(STATED PROBLEM) For each line that holds "trough", copy the line out.

═══ EXERCISE INPUT ═══

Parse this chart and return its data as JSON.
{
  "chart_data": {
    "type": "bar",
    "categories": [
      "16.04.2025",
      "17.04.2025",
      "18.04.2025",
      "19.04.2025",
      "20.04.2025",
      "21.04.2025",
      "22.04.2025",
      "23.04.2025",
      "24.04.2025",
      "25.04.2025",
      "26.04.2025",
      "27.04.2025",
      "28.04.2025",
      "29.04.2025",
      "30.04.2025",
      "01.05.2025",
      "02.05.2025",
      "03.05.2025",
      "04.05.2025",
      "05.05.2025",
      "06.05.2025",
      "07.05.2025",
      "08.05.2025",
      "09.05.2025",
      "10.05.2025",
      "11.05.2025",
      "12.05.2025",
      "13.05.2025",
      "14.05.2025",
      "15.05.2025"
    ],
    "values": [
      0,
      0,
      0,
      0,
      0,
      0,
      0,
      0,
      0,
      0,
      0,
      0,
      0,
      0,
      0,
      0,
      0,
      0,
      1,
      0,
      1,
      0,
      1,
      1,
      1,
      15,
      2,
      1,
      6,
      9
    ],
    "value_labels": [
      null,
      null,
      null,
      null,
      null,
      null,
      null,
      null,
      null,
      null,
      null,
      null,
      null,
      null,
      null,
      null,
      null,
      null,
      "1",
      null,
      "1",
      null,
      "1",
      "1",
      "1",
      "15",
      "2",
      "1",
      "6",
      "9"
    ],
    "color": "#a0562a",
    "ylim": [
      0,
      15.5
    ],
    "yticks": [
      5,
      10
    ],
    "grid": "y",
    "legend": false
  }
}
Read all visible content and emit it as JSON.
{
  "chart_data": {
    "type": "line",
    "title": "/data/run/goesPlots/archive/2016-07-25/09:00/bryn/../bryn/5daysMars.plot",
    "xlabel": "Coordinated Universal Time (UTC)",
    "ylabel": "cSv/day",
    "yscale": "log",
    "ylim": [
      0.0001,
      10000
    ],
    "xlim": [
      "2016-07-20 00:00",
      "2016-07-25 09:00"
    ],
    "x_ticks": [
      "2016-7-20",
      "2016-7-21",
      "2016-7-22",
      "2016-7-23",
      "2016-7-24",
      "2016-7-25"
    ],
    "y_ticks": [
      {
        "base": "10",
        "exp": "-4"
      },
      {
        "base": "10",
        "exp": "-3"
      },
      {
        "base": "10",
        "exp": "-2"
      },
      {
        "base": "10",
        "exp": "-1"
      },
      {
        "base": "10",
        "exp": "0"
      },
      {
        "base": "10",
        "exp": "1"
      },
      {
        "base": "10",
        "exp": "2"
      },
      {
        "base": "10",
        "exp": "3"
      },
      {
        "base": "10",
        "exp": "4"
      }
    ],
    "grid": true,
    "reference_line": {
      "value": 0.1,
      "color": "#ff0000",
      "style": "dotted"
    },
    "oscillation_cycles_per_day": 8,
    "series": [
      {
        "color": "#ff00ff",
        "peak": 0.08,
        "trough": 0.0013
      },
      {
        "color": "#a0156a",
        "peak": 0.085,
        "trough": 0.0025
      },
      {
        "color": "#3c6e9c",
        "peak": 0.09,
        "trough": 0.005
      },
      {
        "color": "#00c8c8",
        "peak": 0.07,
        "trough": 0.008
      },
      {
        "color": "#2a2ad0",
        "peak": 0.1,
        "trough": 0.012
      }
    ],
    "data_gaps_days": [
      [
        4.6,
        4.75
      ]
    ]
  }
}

═══

(ANSWER TO THIS TASK)
        "trough": 0.0013
        "trough": 0.0025
        "trough": 0.005
        "trough": 0.008
        "trough": 0.012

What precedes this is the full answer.